→ **What you have to do**
Filter the listing and keep only the lines with the word "画游千里江山".

→ **Supplied material**
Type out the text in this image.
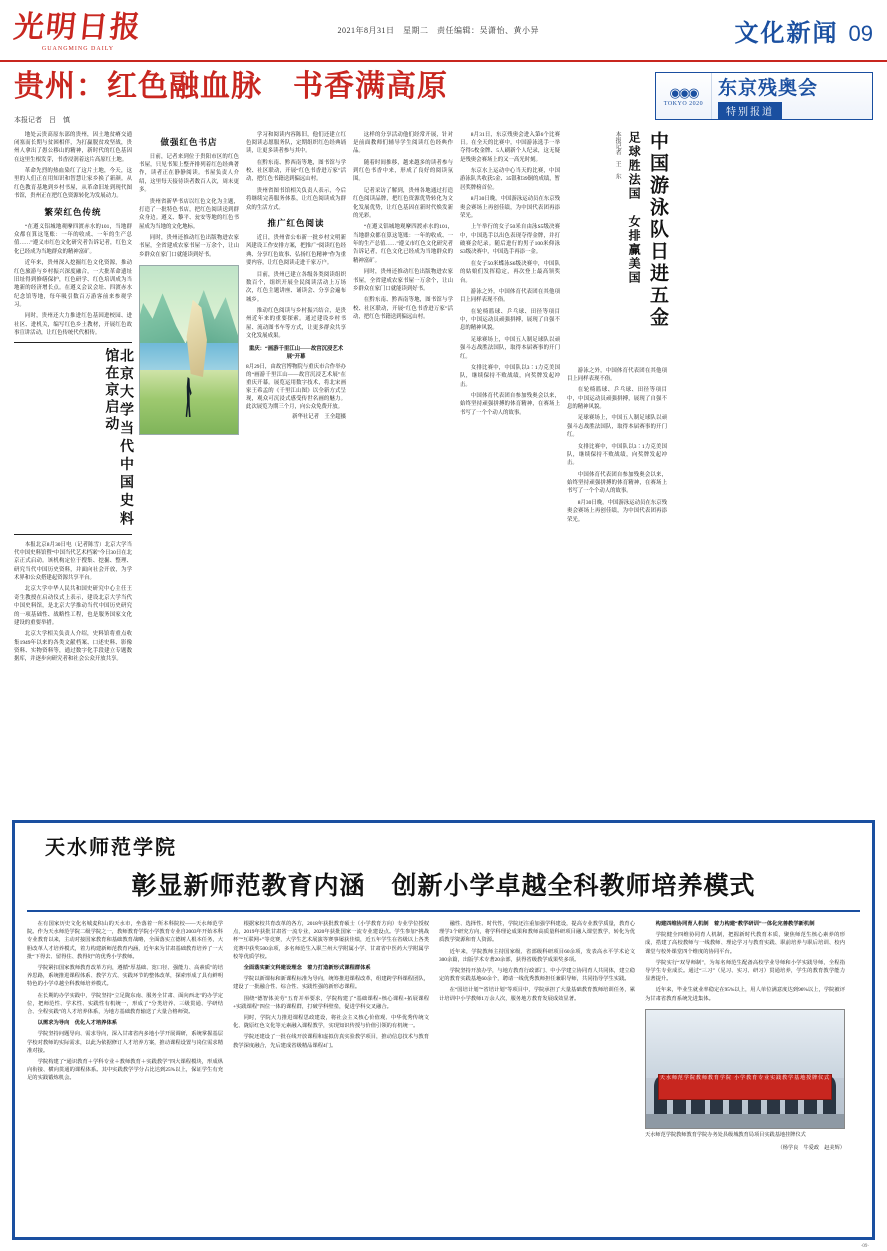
光明日报
GUANGMING DAILY
2021年8月31日　星期二　责任编辑：吴潇怡、黄小异	文化新闻 09
贵州：红色融血脉　书香满高原
本报记者　吕　慎
◉◉◉
TOKYO 2020
东京残奥会
特别报道

地处云贵高原东部的贵州，因土地贫瘠交通闭塞而长期与贫困相伴，为打赢脱贫攻坚战，贵州人拿出了愚公移山的精神，新时代的红色基因在这里生根发芽，书香浸润着这片高原红土地。

革命先烈的热血染红了这片土地，今天，这里的人们正在用知识和智慧让家乡换了新颜。从红色教育基地到乡村书屋，从革命旧址到现代图书馆，贵州正在把红色资源转化为发展动力。

繁荣红色传统

“在遵义铝城地观摩四渡赤水的101，当地群众都在算这笔账：一年的收成、一年的生产总值……”遵义市红色文化研究者告诉记者，红色文化已经成为当地群众的精神富矿。

近年来，贵州深入挖掘红色文化资源，推动红色旅游与乡村振兴深度融合，一大批革命遗址旧址得到修缮保护，红色研学、红色培训成为当地新的经济增长点。在遵义会议会址、四渡赤水纪念馆等地，每年吸引数百万游客前来参观学习。

同时，贵州还大力推进红色基因进校园、进社区、进机关，编写红色乡土教材，开展红色故事宣讲活动，让红色传统代代相传。

北京大学当代中国史料馆在京启动

本报北京8月30日电（记者陈雪）北京大学当代中国史料馆暨“中国当代艺术档案”今日30日在北京正式启动。该机构定位于搜集、挖掘、整理、研究当代中国历史资料，并面向社会开放，为学术界和公众搭建起资源共享平台。

北京大学中华人民共和国史研究中心主任王奇生教授在启动仪式上表示，建设北京大学当代中国史料馆，是北京大学推动当代中国历史研究的一项基础性、战略性工程，也是服务国家文化建设的重要举措。

北京大学相关负责人介绍，史料馆将重点收集1949年以来的各类文献档案、口述史料、影像资料、实物资料等，通过数字化手段建立专题数据库，并逐步向研究者和社会公众开放共享。

做强红色书店

日前，记者来到位于贵阳市区的红色书屋，只见书架上整齐排列着红色经典著作，读者正在静静阅读。书屋负责人介绍，这里每天接待读者数百人次，周末更多。

贵州省新华书店以红色文化为主题，打造了一批特色书店，把红色阅读送到群众身边。遵义、黎平、瓮安等地的红色书屋成为当地的文化地标。

同时，贵州还推动红色出版物进农家书屋，全省建成农家书屋一万余个，让山乡群众在家门口就能读到好书。

学习和阅读内容陈旧，他们还建立红色阅读志愿服务队，定期组织红色经典诵读，让更多读者参与其中。

在黔东南、黔西南等地，图书馆与学校、社区联动，开展“红色书香进万家”活动，把红色书籍送到偏远山村。

贵州省图书馆相关负责人表示，今后将继续完善服务体系，让红色阅读成为群众的生活方式。

推广红色阅读

近日，贵州省公布新一批乡村文明新风建设工作安排方案，把推广“阅读红色经典、分享红色故事、弘扬红色精神”作为重要内容，让红色阅读走进千家万户。

目前，贵州已建立各级各类阅读组织数百个，组织开展全民阅读活动上万场次，红色主题讲座、诵读会、分享会遍布城乡。

推动红色阅读与乡村振兴结合，是贵州近年来的重要探索。通过建设乡村书屋、流动图书车等方式，让更多群众共享文化发展成果。

重庆：“画游千里江山——故宫沉浸艺术展”开幕
8月29日，由故宫博物院与重庆市合作举办的“画游千里江山——故宫沉浸艺术展”在重庆开幕。展览运用数字技术，将北宋画家王希孟的《千里江山图》以全新方式呈现，观众可沉浸式感受传世名画的魅力。此次展览为期三个月，向公众免费开放。
新华社记者　王全超摄

这样的分享活动他们经常开展，针对是前面教师们辅导学生阅读红色经典作品。

随着时间推移，越来越多的读者参与到红色书香中来，形成了良好的阅读氛围。

记者采访了解到，贵州各地通过打造红色阅读品牌，把红色资源优势转化为文化发展优势，让红色基因在新时代焕发新的光彩。

“在遵义铝城地观摩四渡赤水的101，当地群众都在算这笔账：一年的收成、一年的生产总值……”遵义市红色文化研究者告诉记者，红色文化已经成为当地群众的精神富矿。

同时，贵州还推动红色出版物进农家书屋，全省建成农家书屋一万余个，让山乡群众在家门口就能读到好书。

在黔东南、黔西南等地，图书馆与学校、社区联动，开展“红色书香进万家”活动，把红色书籍送到偏远山村。

8月31日，东京残奥会进入第6个比赛日。在全天的比赛中，中国游泳选手一举夺得5枚金牌、5人刷新个人纪录，这无疑是残奥会赛场上的又一高光时刻。

东京水上运动中心当天的比赛，中国游泳队共收获5金、35银和39铜的成绩，暂居奖牌榜首位。

8月30日晚，中国游泳运动员在东京残奥会赛场上再创佳绩，为中国代表团再添荣光。

上午举行的女子50米自由泳S5级决赛中，中国选手以出色表现夺得金牌，并打破赛会纪录。随后进行的男子100米仰泳S3级决赛中，中国选手再添一金。

在女子50米蝶泳S6级决赛中，中国队的姑娘们发挥稳定，再次登上最高领奖台。

游泳之外，中国体育代表团在其他项目上同样表现不俗。

在轮椅篮球、乒乓球、田径等项目中，中国运动员顽强拼搏，展现了自强不息的精神风貌。

足球赛场上，中国五人制足球队以顽强斗志战胜法国队，取得本届赛事的开门红。

女排比赛中，中国队以3∶1力克美国队，继续保持不败战绩，向奖牌发起冲击。

中国体育代表团自参加残奥会以来，始终坚持顽强拼搏的体育精神，在赛场上书写了一个个动人的故事。

本报记者　王　东 足球胜法国　女排赢美国 中国游泳队日进五金

游泳之外，中国体育代表团在其他项目上同样表现不俗。

在轮椅篮球、乒乓球、田径等项目中，中国运动员顽强拼搏，展现了自强不息的精神风貌。

足球赛场上，中国五人制足球队以顽强斗志战胜法国队，取得本届赛事的开门红。

女排比赛中，中国队以3∶1力克美国队，继续保持不败战绩，向奖牌发起冲击。

中国体育代表团自参加残奥会以来，始终坚持顽强拼搏的体育精神，在赛场上书写了一个个动人的故事。

8月30日晚，中国游泳运动员在东京残奥会赛场上再创佳绩，为中国代表团再添荣光。

天水师范学院
彰显新师范教育内涵　创新小学卓越全科教师培养模式

在有国家历史文化名城麦积山的天水市，坐落着一所本科院校——天水师范学院。作为天水师范学院二级学院之一，教师教育学院小学教育专业自2003年开始本科专业教育以来，主动对接国家教育和基础教育战略，全面落实立德树人根本任务，大胆改革人才培养模式，着力构建新师范教育内涵，近年来为甘肃基础教育培养了一大批“下得去、留得住、教得好”的优秀小学教师。

学院紧扣国家教师教育改革方向，遵循“厚基础、宽口径、强能力、高素质”的培养思路，系统推进课程体系、教学方式、实践环节的整体改革，探索形成了具有鲜明特色的小学卓越全科教师培养模式。

在长期的办学实践中，学院坚持“立足陇东南、服务全甘肃、面向西北”的办学定位，把师范性、学术性、实践性有机统一，形成了“分类培养、三级贯通、学研结合、全程实践”的人才培养体系，为地方基础教育输送了大量合格师资。

以需求为导向　优化人才培养体系

学院坚持问题导向、需求导向，深入甘肃省内多地小学开展调研，系统掌握基层学校对教师的实际需求，以此为依据修订人才培养方案，推动课程设置与岗位需求精准对接。

学院构建了“通识教育＋学科专业＋教师教育＋实践教学”四大课程模块，形成纵向衔接、横向贯通的课程体系。其中实践教学学分占比达到25%以上，保证学生有充足的实践锻炼机会。

根据家校共育改革的各方，2018年获批教育硕士（小学教育方向）专业学位授权点，2019年获批甘肃省一流专业，2020年获批国家一流专业建设点。学生参加“挑战杯”“互联网+”等竞赛，大学生艺术展演等赛事屡获佳绩，近五年学生在省级以上各类竞赛中获奖500余项，多名师范生入职兰州大学附属小学、甘肃省中医药大学附属学校等优质学校。

全面落实新文科建设理念　着力打造新形式课程群体系

学院以新课标和新课程标准为导向，统筹推进课程改革，组建跨学科课程团队，建设了一批融合性、综合性、实践性强的新形态课程。

围绕“德智体美劳”五育并举要求，学院构建了“基础课程+核心课程+拓展课程+实践课程”四位一体的课程群，打破学科壁垒，促进学科交叉融合。

同时，学院大力推进课程思政建设，将社会主义核心价值观、中华优秀传统文化、陇原红色文化等元素融入课程教学，实现知识传授与价值引领的有机统一。

学院还建设了一批在线开放课程和虚拟仿真实验教学项目，推动信息技术与教育教学深度融合，先后建成省级精品课程4门。

融性、选择性、时代性，学院还注重加强学科建设，提高专业教学质量，教育心理学3个研究方向，将学科理论成果和教师高质量科研项目融入课堂教学，转化为优质教学资源和育人资源。

近年来，学院教师主持国家级、省部级科研项目60余项，发表高水平学术论文300余篇，出版学术专著20余部，获得省级教学成果奖多项。

学院坚持开放办学，与地方教育行政部门、中小学建立协同育人共同体，建立稳定的教育实践基地60余个，聘请一线优秀教师担任兼职导师，共同指导学生实践。

在“国培计划”“省培计划”等项目中，学院承担了大量基础教育教师培训任务，累计培训中小学教师1万余人次，服务地方教育发展成效显著。

构建四维协同育人机制　着力构建“教学研训”一体化完善教学新机制

学院健全四维协同育人机制，把握新时代教育本质，聚焦师范生核心素养的形成，搭建了高校教师与一线教师、理论学习与教育实践、职前培养与职后培训、校内课堂与校外课堂四个维度的协同平台。

学院实行“双导师制”，为每名师范生配备高校学业导师和小学实践导师，全程指导学生专业成长。通过“三习”（见习、实习、研习）贯通培养，学生的教育教学能力显著提升。

近年来，毕业生就业率稳定在95%以上，用人单位满意度达到96%以上，学院被评为甘肃省教育系统先进集体。

天水师范学院教师教育学院 小学教育专业实践教学基地授牌仪式
天水师范学院教师教育学院办务处县级城教育局项目实践基地挂牌仪式
（杨学良　牛爱政　赵美辉）
·09·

→ **Response to the task**
重庆：“画游千里江山——故宫沉浸艺术展”开幕
8月29日，由故宫博物院与重庆市合作举办的“画游千里江山——故宫沉浸艺术展”在重庆开幕。展览运用数字技术，将北宋画家王希孟的《千里江山图》以全新方式呈现，观众可沉浸式感受传世名画的魅力。此次展览为期三个月，向公众免费开放。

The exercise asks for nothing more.